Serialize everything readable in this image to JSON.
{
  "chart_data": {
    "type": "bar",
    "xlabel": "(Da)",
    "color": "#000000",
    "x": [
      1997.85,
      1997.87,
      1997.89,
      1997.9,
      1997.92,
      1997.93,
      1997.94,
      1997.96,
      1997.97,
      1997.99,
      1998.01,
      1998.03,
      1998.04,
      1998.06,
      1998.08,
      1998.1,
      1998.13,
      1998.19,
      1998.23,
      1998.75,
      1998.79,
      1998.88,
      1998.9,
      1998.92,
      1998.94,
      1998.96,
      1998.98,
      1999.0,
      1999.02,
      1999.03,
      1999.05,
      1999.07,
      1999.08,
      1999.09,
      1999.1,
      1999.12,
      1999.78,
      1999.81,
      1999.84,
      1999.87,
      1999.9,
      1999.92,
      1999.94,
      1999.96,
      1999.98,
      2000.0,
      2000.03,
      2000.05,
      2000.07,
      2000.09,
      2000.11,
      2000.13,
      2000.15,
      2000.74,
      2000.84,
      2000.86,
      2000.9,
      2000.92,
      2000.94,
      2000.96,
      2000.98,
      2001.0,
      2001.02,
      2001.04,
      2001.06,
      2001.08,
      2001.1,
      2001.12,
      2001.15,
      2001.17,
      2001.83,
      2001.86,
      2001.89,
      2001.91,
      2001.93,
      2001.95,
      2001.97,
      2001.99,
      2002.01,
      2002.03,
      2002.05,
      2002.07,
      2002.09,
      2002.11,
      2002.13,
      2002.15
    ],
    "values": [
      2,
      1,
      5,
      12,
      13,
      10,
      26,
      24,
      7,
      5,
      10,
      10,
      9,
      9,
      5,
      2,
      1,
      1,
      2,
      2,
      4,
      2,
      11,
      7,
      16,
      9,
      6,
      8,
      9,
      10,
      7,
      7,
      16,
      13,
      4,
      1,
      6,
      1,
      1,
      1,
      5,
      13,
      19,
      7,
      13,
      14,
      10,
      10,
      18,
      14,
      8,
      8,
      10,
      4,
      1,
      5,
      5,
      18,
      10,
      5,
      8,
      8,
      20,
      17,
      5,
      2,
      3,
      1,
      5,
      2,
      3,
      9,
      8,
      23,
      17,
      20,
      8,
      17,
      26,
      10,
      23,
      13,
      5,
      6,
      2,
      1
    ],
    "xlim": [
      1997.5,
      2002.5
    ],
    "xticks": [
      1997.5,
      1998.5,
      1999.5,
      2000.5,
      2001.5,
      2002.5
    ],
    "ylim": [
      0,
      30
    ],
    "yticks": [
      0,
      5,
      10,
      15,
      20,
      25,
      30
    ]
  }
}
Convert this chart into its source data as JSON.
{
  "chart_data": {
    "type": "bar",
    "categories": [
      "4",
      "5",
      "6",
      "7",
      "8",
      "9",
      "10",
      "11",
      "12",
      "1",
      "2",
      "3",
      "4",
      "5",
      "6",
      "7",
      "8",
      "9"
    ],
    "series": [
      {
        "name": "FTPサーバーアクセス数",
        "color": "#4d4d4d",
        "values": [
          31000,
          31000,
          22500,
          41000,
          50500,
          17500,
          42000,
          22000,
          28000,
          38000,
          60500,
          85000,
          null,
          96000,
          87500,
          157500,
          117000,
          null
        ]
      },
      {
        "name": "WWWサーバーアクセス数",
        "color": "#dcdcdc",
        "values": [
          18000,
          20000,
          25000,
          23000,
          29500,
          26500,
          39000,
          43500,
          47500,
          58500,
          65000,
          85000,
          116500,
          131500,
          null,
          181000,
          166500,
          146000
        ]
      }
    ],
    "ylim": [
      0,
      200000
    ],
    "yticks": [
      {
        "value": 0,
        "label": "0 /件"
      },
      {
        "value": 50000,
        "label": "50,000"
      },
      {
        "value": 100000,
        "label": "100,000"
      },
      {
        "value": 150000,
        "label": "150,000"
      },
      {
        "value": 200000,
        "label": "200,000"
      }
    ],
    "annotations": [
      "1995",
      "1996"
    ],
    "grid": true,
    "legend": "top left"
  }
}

════════════════

#### [SET PROBLEM]
Exactly reproduce the lines beginning with the one that contains "Convert this chart" and ending with the last line of the material, both included. Leave out everything else.

#### [PROBLEM SOLUTION]
Convert this chart into its source data as JSON.
{
  "chart_data": {
    "type": "bar",
    "categories": [
      "4",
      "5",
      "6",
      "7",
      "8",
      "9",
      "10",
      "11",
      "12",
      "1",
      "2",
      "3",
      "4",
      "5",
      "6",
      "7",
      "8",
      "9"
    ],
    "series": [
      {
        "name": "FTPサーバーアクセス数",
        "color": "#4d4d4d",
        "values": [
          31000,
          31000,
          22500,
          41000,
          50500,
          17500,
          42000,
          22000,
          28000,
          38000,
          60500,
          85000,
          null,
          96000,
          87500,
          157500,
          117000,
          null
        ]
      },
      {
        "name": "WWWサーバーアクセス数",
        "color": "#dcdcdc",
        "values": [
          18000,
          20000,
          25000,
          23000,
          29500,
          26500,
          39000,
          43500,
          47500,
          58500,
          65000,
          85000,
          116500,
          131500,
          null,
          181000,
          166500,
          146000
        ]
      }
    ],
    "ylim": [
      0,
      200000
    ],
    "yticks": [
      {
        "value": 0,
        "label": "0 /件"
      },
      {
        "value": 50000,
        "label": "50,000"
      },
      {
        "value": 100000,
        "label": "100,000"
      },
      {
        "value": 150000,
        "label": "150,000"
      },
      {
        "value": 200000,
        "label": "200,000"
      }
    ],
    "annotations": [
      "1995",
      "1996"
    ],
    "grid": true,
    "legend": "top left"
  }
}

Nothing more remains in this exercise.